• What is being asked:
Filter the records below for the word "JSON". Copy each line that holds it.

• Provided data:
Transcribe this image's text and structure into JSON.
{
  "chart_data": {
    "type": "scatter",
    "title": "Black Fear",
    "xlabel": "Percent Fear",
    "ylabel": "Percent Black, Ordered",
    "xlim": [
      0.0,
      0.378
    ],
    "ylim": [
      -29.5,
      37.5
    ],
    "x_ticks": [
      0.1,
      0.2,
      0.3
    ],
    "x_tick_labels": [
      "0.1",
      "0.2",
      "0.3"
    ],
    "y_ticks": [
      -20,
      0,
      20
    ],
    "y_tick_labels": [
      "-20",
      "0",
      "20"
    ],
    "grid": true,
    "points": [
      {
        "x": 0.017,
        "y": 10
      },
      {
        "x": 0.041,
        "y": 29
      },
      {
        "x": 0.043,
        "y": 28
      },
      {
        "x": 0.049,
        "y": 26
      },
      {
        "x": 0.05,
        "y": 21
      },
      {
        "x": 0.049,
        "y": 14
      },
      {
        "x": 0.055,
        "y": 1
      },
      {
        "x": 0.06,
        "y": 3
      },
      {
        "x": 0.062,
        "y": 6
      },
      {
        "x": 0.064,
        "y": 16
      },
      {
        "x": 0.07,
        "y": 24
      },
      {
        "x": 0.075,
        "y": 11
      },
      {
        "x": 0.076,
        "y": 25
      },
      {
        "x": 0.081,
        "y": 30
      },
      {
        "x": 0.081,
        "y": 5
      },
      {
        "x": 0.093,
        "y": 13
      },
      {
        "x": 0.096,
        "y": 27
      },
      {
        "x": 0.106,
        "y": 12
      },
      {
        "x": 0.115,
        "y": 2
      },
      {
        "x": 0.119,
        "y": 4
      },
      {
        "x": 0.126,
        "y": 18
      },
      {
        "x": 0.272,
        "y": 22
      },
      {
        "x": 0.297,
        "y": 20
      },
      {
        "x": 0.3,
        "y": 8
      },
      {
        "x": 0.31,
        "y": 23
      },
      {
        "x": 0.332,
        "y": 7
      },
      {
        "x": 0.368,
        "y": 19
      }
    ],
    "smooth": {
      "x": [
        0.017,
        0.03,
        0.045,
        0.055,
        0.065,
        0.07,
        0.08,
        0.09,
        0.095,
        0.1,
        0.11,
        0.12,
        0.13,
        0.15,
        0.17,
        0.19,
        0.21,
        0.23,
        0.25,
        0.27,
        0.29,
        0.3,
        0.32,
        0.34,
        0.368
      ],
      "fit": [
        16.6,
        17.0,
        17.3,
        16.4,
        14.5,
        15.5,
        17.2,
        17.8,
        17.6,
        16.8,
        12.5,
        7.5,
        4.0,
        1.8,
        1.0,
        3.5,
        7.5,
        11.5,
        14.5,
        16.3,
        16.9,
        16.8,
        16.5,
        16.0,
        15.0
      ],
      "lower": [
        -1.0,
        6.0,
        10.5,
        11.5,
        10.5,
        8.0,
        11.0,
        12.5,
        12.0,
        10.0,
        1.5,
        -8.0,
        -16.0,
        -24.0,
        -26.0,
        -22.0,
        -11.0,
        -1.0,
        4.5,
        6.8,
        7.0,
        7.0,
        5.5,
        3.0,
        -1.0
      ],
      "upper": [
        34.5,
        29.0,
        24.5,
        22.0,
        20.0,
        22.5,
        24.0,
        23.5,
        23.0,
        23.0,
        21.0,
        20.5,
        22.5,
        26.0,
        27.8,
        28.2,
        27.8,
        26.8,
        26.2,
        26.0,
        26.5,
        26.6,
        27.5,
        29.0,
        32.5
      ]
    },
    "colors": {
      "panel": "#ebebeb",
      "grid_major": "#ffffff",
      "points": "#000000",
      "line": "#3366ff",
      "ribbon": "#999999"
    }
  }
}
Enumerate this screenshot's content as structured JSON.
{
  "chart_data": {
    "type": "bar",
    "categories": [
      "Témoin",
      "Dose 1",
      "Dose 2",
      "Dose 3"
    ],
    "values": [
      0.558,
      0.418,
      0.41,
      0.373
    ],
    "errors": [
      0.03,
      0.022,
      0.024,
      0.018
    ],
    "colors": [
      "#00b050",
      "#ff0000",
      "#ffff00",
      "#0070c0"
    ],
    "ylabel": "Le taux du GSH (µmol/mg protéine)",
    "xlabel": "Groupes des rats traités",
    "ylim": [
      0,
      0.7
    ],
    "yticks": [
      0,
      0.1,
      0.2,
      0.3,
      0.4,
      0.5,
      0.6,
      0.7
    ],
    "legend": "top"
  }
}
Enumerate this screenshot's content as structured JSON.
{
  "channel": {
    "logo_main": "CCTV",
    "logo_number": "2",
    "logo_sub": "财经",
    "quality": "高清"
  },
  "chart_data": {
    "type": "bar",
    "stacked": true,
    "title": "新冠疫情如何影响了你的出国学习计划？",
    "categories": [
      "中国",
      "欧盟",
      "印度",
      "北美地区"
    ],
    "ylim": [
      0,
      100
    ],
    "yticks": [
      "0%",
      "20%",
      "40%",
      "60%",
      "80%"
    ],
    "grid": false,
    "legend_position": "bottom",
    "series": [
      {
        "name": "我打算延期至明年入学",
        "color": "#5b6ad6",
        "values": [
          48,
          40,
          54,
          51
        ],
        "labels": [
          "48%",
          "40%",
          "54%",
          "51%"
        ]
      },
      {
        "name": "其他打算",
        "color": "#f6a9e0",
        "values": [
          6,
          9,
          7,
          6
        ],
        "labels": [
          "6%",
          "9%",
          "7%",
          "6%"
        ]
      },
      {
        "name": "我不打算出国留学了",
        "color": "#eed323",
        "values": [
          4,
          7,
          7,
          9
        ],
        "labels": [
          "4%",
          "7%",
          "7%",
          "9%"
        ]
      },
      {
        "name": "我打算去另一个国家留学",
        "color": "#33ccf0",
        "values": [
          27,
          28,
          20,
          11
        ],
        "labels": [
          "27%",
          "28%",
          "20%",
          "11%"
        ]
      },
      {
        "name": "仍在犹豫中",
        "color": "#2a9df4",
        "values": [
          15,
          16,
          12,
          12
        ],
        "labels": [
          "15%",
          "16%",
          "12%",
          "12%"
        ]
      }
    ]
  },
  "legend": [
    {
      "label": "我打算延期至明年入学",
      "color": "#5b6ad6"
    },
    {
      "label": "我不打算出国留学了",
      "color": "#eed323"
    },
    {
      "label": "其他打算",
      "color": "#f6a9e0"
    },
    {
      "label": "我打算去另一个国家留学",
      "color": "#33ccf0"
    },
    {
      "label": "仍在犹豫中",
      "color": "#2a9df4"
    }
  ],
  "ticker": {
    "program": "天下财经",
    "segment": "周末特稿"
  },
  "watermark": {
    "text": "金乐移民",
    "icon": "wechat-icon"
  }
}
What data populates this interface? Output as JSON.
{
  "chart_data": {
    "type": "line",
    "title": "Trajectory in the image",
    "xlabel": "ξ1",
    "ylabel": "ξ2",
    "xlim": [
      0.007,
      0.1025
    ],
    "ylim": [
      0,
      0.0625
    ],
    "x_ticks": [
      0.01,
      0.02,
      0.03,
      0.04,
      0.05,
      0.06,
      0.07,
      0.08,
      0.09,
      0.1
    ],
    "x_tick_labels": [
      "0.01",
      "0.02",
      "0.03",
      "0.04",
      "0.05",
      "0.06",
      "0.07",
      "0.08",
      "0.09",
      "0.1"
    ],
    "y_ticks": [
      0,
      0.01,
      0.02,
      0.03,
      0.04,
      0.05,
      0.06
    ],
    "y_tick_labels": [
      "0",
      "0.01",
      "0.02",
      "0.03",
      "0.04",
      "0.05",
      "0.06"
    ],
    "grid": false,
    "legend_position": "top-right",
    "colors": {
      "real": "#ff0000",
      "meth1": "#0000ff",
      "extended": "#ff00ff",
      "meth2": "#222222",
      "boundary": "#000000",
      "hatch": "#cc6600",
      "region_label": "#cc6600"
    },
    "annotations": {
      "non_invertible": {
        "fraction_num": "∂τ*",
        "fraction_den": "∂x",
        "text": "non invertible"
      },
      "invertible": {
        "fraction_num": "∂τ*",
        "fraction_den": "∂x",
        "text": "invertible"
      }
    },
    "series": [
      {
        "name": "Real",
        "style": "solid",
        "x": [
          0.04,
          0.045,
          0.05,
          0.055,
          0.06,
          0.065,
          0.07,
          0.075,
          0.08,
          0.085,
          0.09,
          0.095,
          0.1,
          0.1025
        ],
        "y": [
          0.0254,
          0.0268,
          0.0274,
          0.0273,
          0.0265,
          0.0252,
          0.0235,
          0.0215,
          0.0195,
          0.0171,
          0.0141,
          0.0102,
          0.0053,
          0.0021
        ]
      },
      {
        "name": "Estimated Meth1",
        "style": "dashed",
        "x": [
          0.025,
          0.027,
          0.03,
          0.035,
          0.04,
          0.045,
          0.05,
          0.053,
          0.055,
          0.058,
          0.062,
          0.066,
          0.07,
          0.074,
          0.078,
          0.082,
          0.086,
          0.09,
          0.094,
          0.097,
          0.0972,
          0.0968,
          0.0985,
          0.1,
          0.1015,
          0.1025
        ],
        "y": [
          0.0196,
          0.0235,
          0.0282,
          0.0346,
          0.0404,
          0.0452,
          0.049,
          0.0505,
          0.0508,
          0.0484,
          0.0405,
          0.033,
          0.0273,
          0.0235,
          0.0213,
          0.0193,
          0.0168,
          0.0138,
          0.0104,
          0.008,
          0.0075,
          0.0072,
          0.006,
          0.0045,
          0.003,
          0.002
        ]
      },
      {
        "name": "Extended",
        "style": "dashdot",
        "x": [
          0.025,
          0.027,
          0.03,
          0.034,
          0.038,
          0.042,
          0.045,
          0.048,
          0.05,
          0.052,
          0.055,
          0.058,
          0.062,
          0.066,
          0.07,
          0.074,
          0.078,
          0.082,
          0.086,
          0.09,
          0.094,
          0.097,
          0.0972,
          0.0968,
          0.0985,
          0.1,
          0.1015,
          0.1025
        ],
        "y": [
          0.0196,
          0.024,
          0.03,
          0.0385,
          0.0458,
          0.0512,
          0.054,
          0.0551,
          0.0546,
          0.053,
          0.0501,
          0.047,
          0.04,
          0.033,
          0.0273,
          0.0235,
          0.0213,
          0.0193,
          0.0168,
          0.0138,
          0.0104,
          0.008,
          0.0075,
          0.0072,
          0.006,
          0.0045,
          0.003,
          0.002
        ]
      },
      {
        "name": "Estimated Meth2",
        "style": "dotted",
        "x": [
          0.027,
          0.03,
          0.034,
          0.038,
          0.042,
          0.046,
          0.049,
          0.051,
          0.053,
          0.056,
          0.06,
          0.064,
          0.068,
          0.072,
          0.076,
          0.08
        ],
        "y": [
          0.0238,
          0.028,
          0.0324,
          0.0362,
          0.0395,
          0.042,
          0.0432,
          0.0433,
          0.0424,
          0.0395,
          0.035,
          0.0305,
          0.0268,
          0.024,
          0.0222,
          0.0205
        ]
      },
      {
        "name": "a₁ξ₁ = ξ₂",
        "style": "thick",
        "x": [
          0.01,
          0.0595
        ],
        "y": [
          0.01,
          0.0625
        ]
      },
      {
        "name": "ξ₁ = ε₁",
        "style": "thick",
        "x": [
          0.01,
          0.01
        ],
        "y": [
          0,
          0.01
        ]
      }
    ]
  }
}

• Task response:
Transcribe this image's text and structure into JSON.
Enumerate this screenshot's content as structured JSON.
Enumerate this screenshot's content as structured JSON.
What data populates this interface? Output as JSON.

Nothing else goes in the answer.